## EXERCISE AIM
Among the lines below, tally those holding the string "title" and give the total only.

## TASK INPUTS
-------
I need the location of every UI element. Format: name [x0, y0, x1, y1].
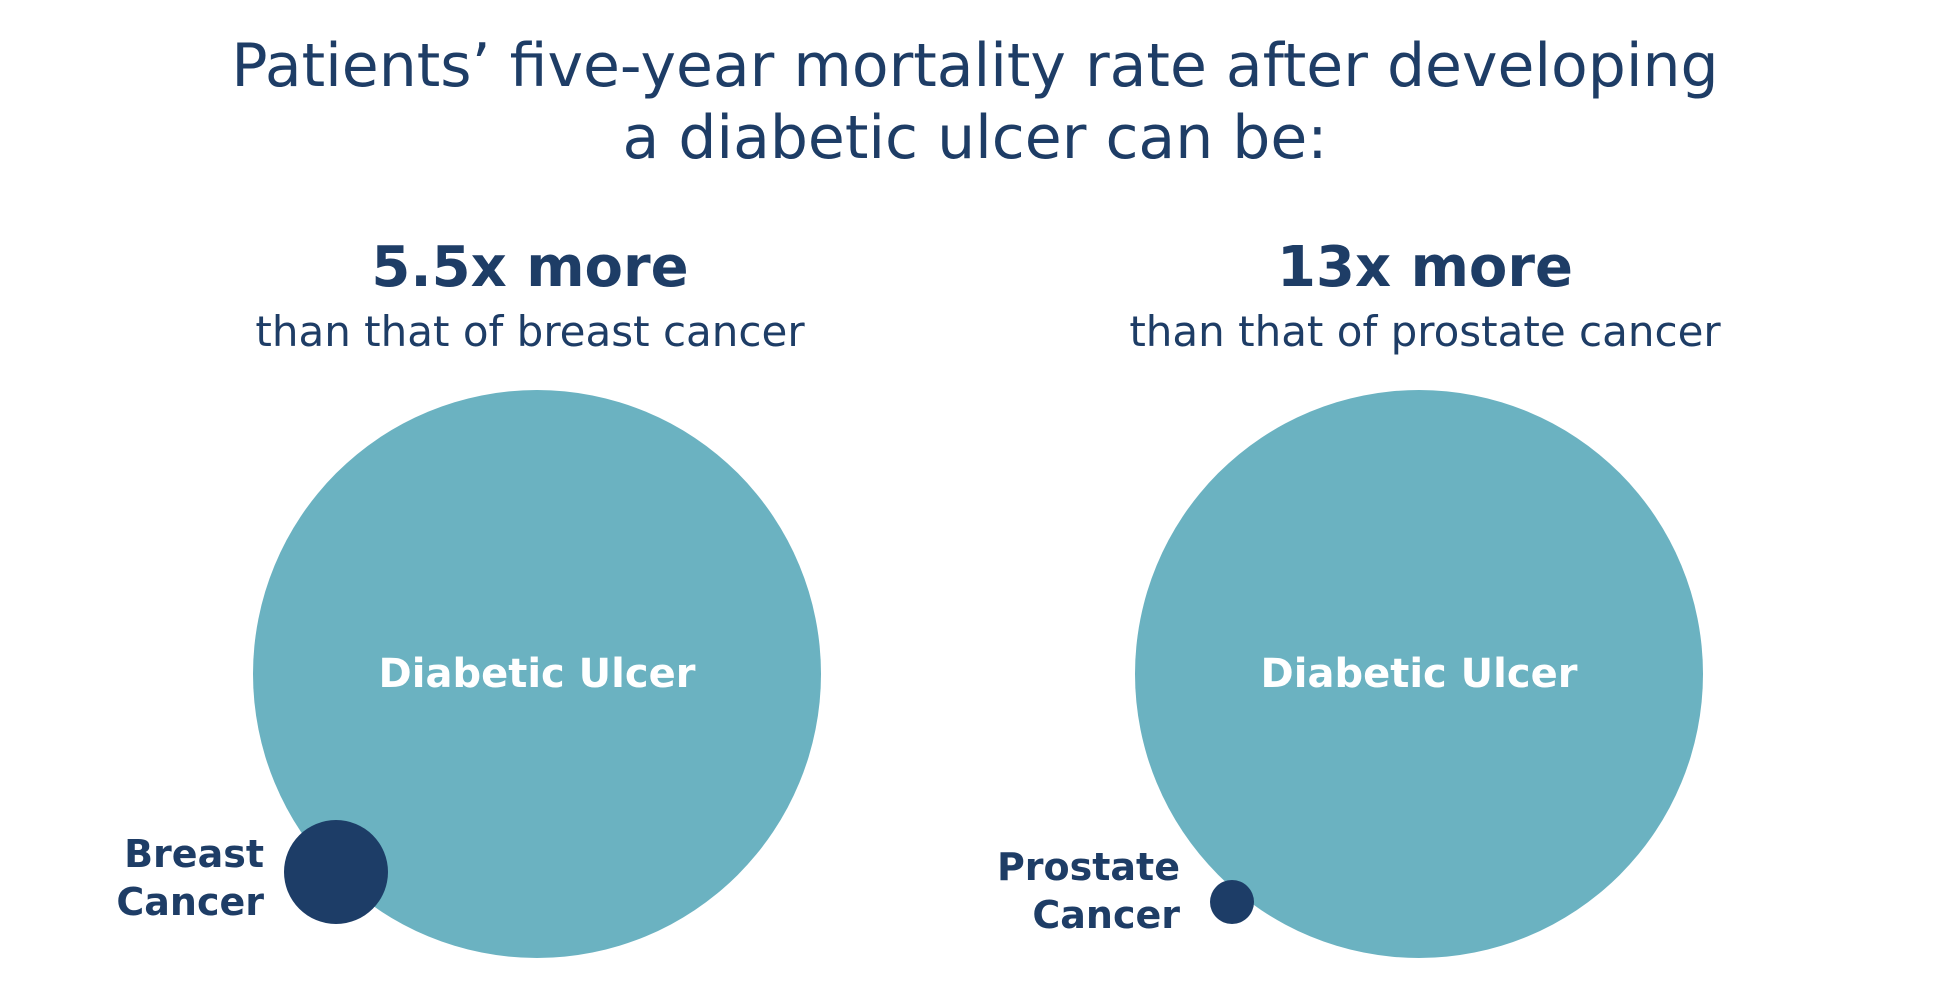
breast-cancer-label-line-1: Breast — [124, 832, 264, 876]
comparison-breast-cancer: 5.5x more than that of breast cancer Dia… — [60, 236, 821, 958]
prostate-cancer-circle — [1210, 880, 1254, 924]
prostate-cancer-label-line-2: Cancer — [1032, 893, 1180, 937]
headline-line-2: a diabetic ulcer can be: — [622, 103, 1328, 173]
breast-cancer-label-line-2: Cancer — [116, 880, 264, 924]
breast-cancer-label: Breast Cancer — [60, 830, 264, 926]
prostate-cancer-label: Prostate Cancer — [975, 843, 1180, 939]
multiplier-prostate: 13x more — [1277, 235, 1573, 300]
subtext-prostate: than that of prostate cancer — [1129, 307, 1721, 356]
comparison-prostate-cancer: 13x more than that of prostate cancer Di… — [975, 0, 1950, 1008]
prostate-cancer-label-line-1: Prostate — [996, 845, 1180, 889]
headline: Patients’ five-year mortality rate after… — [0, 30, 1950, 174]
breast-cancer-circle — [284, 820, 388, 924]
multiplier-breast: 5.5x more — [371, 235, 689, 300]
diabetic-ulcer-circle — [1135, 390, 1703, 958]
diabetic-ulcer-label: Diabetic Ulcer — [378, 651, 696, 697]
subtext-breast: than that of breast cancer — [255, 307, 805, 356]
diabetic-ulcer-label: Diabetic Ulcer — [1260, 651, 1578, 697]
headline-line-1: Patients’ five-year mortality rate after… — [231, 31, 1719, 101]
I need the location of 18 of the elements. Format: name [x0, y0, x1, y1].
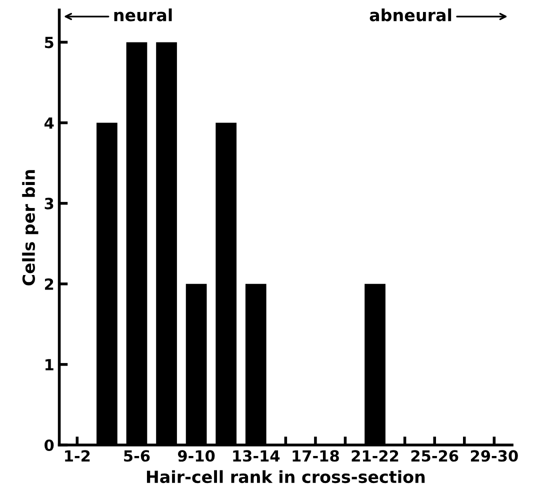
x-tick-label: 9-10	[178, 450, 215, 462]
x-tick-label: 17-18	[292, 450, 339, 462]
x-tick-label: 29-30	[470, 450, 518, 462]
y-tick-label: 2	[45, 278, 54, 290]
y-axis-title: Cells per bin	[22, 170, 38, 286]
y-tick-label: 5	[44, 36, 54, 48]
x-tick-label: 5-6	[124, 450, 150, 462]
y-tick-label: 1	[46, 359, 54, 370]
x-tick-label: 1-2	[65, 450, 90, 462]
y-tick-label: 0	[44, 439, 54, 452]
y-tick-label: 3	[44, 198, 54, 210]
x-tick-label: 13-14	[233, 450, 280, 462]
x-tick-label: 25-26	[411, 450, 458, 462]
y-tick-label: 4	[44, 117, 54, 129]
x-axis-title: Hair-cell rank in cross-section	[146, 470, 425, 484]
annotation: neural	[114, 8, 172, 22]
x-tick-label: 21-22	[352, 450, 398, 462]
annotation: abneural	[370, 8, 452, 22]
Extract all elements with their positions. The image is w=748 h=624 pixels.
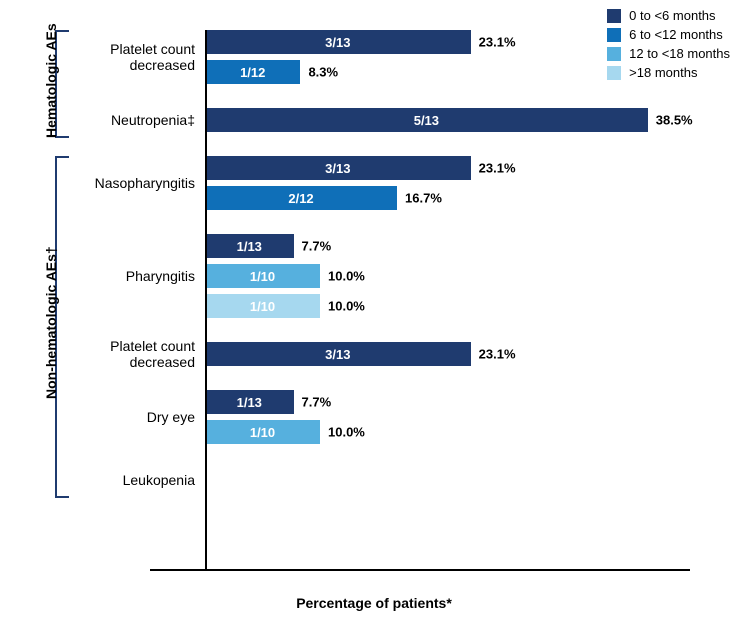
bar: 5/1338.5% xyxy=(205,108,648,132)
bar-outer-label: 10.0% xyxy=(320,299,365,314)
bar: 2/1216.7% xyxy=(205,186,397,210)
bar-row: 5/1338.5% xyxy=(205,108,665,132)
bar: 3/1323.1% xyxy=(205,156,471,180)
bar-outer-label: 7.7% xyxy=(294,395,332,410)
bar-row: 1/10 10.0% xyxy=(205,294,665,318)
legend-swatch xyxy=(607,9,621,23)
bar-outer-label: 23.1% xyxy=(471,347,516,362)
bar-row: 1/12 8.3% xyxy=(205,60,665,84)
group-label: Hematologic AEs xyxy=(43,23,59,138)
x-axis xyxy=(150,569,690,571)
bar-inner-label: 2/12 xyxy=(288,191,313,206)
bar-inner-label: 3/13 xyxy=(325,347,350,362)
category-label: Leukopenia xyxy=(0,472,195,488)
x-axis-label: Percentage of patients* xyxy=(0,595,748,611)
bar-outer-label: 7.7% xyxy=(294,239,332,254)
bar-row: 3/13 23.1% xyxy=(205,156,665,180)
bar-outer-label: 10.0% xyxy=(320,269,365,284)
category-label: Platelet countdecreased xyxy=(0,41,195,73)
group-label: Non-hematologic AEs† xyxy=(43,246,59,399)
group-bracket-tick xyxy=(55,156,69,158)
bar: 1/1010.0% xyxy=(205,294,320,318)
bar-row: 1/10 10.0% xyxy=(205,420,665,444)
bar: 1/1010.0% xyxy=(205,264,320,288)
bar-row: 1/10 10.0% xyxy=(205,264,665,288)
bar-inner-label: 1/12 xyxy=(240,65,265,80)
bar-row: 1/13 7.7% xyxy=(205,390,665,414)
y-axis xyxy=(205,30,207,570)
bar-outer-label: 16.7% xyxy=(397,191,442,206)
category-label: Nasopharyngitis xyxy=(0,175,195,191)
bar-inner-label: 1/10 xyxy=(250,425,275,440)
bar: 1/137.7% xyxy=(205,390,294,414)
bar-row: 3/13 23.1% xyxy=(205,30,665,54)
bar-inner-label: 3/13 xyxy=(325,35,350,50)
bar-outer-label: 38.5% xyxy=(648,113,693,128)
bar-inner-label: 5/13 xyxy=(414,113,439,128)
bar-row: 1/13 7.7% xyxy=(205,234,665,258)
category-label: Pharyngitis xyxy=(0,268,195,284)
bar-outer-label: 10.0% xyxy=(320,425,365,440)
chart-container: 0 to <6 months6 to <12 months12 to <18 m… xyxy=(0,0,748,624)
category-label: Dry eye xyxy=(0,409,195,425)
bar-outer-label: 23.1% xyxy=(471,161,516,176)
group-bracket-tick xyxy=(55,496,69,498)
bar-row: 3/13 23.1% xyxy=(205,342,665,366)
category-label: Platelet countdecreased xyxy=(0,338,195,370)
bar: 1/128.3% xyxy=(205,60,300,84)
legend-item: 0 to <6 months xyxy=(607,8,730,23)
bar: 3/1323.1% xyxy=(205,30,471,54)
bar: 1/137.7% xyxy=(205,234,294,258)
bar-outer-label: 23.1% xyxy=(471,35,516,50)
category-label: Neutropenia‡ xyxy=(0,112,195,128)
legend-label: 0 to <6 months xyxy=(629,8,715,23)
plot-area: 3/13 23.1% 1/12 8.3% 5/1338.5% 3/13 23.1% 2/12 1… xyxy=(205,30,665,565)
bar-outer-label: 8.3% xyxy=(300,65,338,80)
bar-inner-label: 1/13 xyxy=(237,395,262,410)
bar: 3/1323.1% xyxy=(205,342,471,366)
bar-inner-label: 1/13 xyxy=(237,239,262,254)
bar-inner-label: 1/10 xyxy=(250,269,275,284)
bar-row: 2/12 16.7% xyxy=(205,186,665,210)
bar-inner-label: 3/13 xyxy=(325,161,350,176)
bar: 1/1010.0% xyxy=(205,420,320,444)
bar-inner-label: 1/10 xyxy=(250,299,275,314)
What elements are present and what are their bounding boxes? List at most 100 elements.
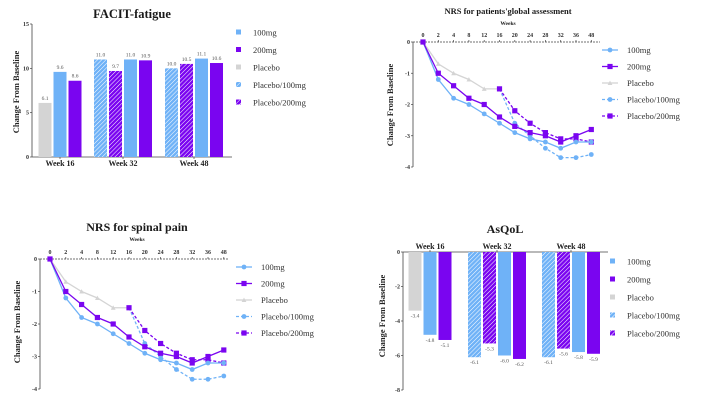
data-label: 8.6 [72,74,79,80]
data-point [126,334,132,340]
data-point [451,70,456,76]
data-point [435,77,441,82]
data-point [189,357,195,363]
x-tick-label: 48 [221,250,227,256]
legend-label-100mg: 100mg [627,45,651,55]
data-point [420,39,426,45]
legend-label-placebo-100mg: Placebo/100mg [627,311,681,321]
legend-label-100mg: 100mg [627,257,651,267]
data-point [543,145,548,151]
legend-swatch-placebo-200mg [610,330,615,336]
legend-item-200mg: 200mg [602,62,651,72]
legend-swatch-placebo-100mg [610,312,615,318]
nrs-global-assessment-chart: NRS for patients'global assessment Weeks… [385,6,681,171]
legend-item-placebo-100mg: Placebo/100mg [602,95,681,105]
x-tick-label: 32 [189,250,195,256]
legend-item-placebo: Placebo [602,78,654,88]
bar-200mg [210,63,223,157]
x-tick-label: 24 [527,33,533,39]
legend-item-200mg: 200mg [236,279,285,289]
x-tick-label: 2 [437,33,440,39]
x-tick-label: 4 [80,250,83,256]
data-point [558,139,564,145]
data-point [110,305,116,310]
y-tick-label: 0 [397,250,400,256]
legend-marker-100mg [241,264,247,270]
legend-marker-placebo-200mg [607,113,613,119]
chart-title: NRS for spinal pain [86,220,188,234]
category-label: Week 16 [45,159,74,168]
data-point [512,108,518,114]
bar-placebo [408,252,422,311]
data-label: 11.1 [197,52,207,58]
data-point [435,70,441,76]
data-label: -6.1 [544,360,553,366]
legend-item-placebo: Placebo [610,293,654,303]
series-line-placebo [49,258,129,309]
bar-placebo-200mg [109,70,122,157]
data-point [558,155,564,161]
data-label: 10.9 [141,53,151,59]
y-tick-label: 5 [26,111,29,117]
bar-200mg [68,80,82,157]
legend-swatch-placebo [236,64,241,70]
data-label: 11.0 [126,52,136,58]
y-axis-label: Change From Baseline [11,51,21,134]
data-point [497,120,502,126]
legend-item-placebo: Placebo [236,295,288,305]
data-point [63,279,69,284]
data-label: 9.6 [57,65,64,71]
bar-placebo-100mg [94,59,107,157]
data-point [205,357,211,363]
data-point [63,288,69,295]
series-200mg [420,39,594,145]
x-tick-label: 12 [110,250,116,256]
data-label: 10.5 [182,57,192,63]
data-label: -5.8 [574,355,583,361]
legend-item-200mg: 200mg [610,275,651,285]
y-tick-label: -4 [405,165,410,171]
legend-marker-placebo [607,80,613,85]
x-axis-label: Weeks [500,21,515,27]
data-point [512,130,518,136]
data-point [94,314,100,321]
data-point [110,321,116,327]
data-point [158,350,164,356]
legend-item-placebo-200mg: Placebo/200mg [236,328,315,338]
y-tick-label: -2 [395,285,400,291]
x-axis-label: Weeks [129,237,144,243]
bar-200mg [139,60,152,157]
y-tick-label: 10 [23,66,29,72]
data-point [496,86,503,92]
legend-label-placebo-200mg: Placebo/200mg [627,111,681,121]
y-tick-label: -2 [32,322,37,328]
data-point [573,136,579,142]
data-point [63,295,69,301]
data-point [466,77,472,82]
x-tick-label: 36 [573,33,579,39]
data-point [173,350,179,356]
legend-label-placebo-200mg: Placebo/200mg [627,329,681,339]
legend-label-placebo: Placebo [627,78,654,88]
data-point [95,295,100,300]
data-label: 10.6 [212,56,222,62]
x-tick-label: 8 [96,250,99,256]
legend-marker-placebo-100mg [607,97,613,102]
legend-item-placebo-100mg: Placebo/100mg [610,311,681,321]
data-point [435,61,441,66]
bar-placebo-100mg [468,252,481,358]
legend-item-100mg: 100mg [236,28,277,38]
x-tick-label: 12 [481,33,487,39]
y-tick-label: -1 [405,71,410,77]
data-point [481,86,487,91]
y-tick-label: -3 [32,355,37,361]
y-tick-label: 0 [26,155,29,161]
legend-label-placebo-100mg: Placebo/100mg [253,80,307,90]
legend-swatch-200mg [610,276,615,282]
legend-swatch-200mg [236,47,241,52]
data-point [174,360,179,366]
series-placebo-100mg [497,86,594,161]
data-point [205,376,211,382]
legend-swatch-placebo-100mg [236,82,241,87]
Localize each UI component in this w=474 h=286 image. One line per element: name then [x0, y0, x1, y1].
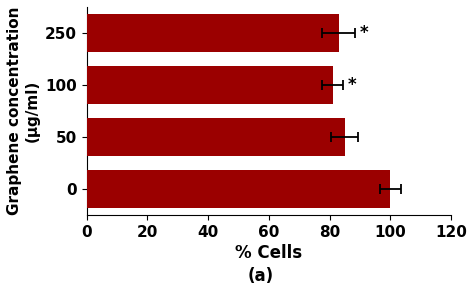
-------
## RESULT
3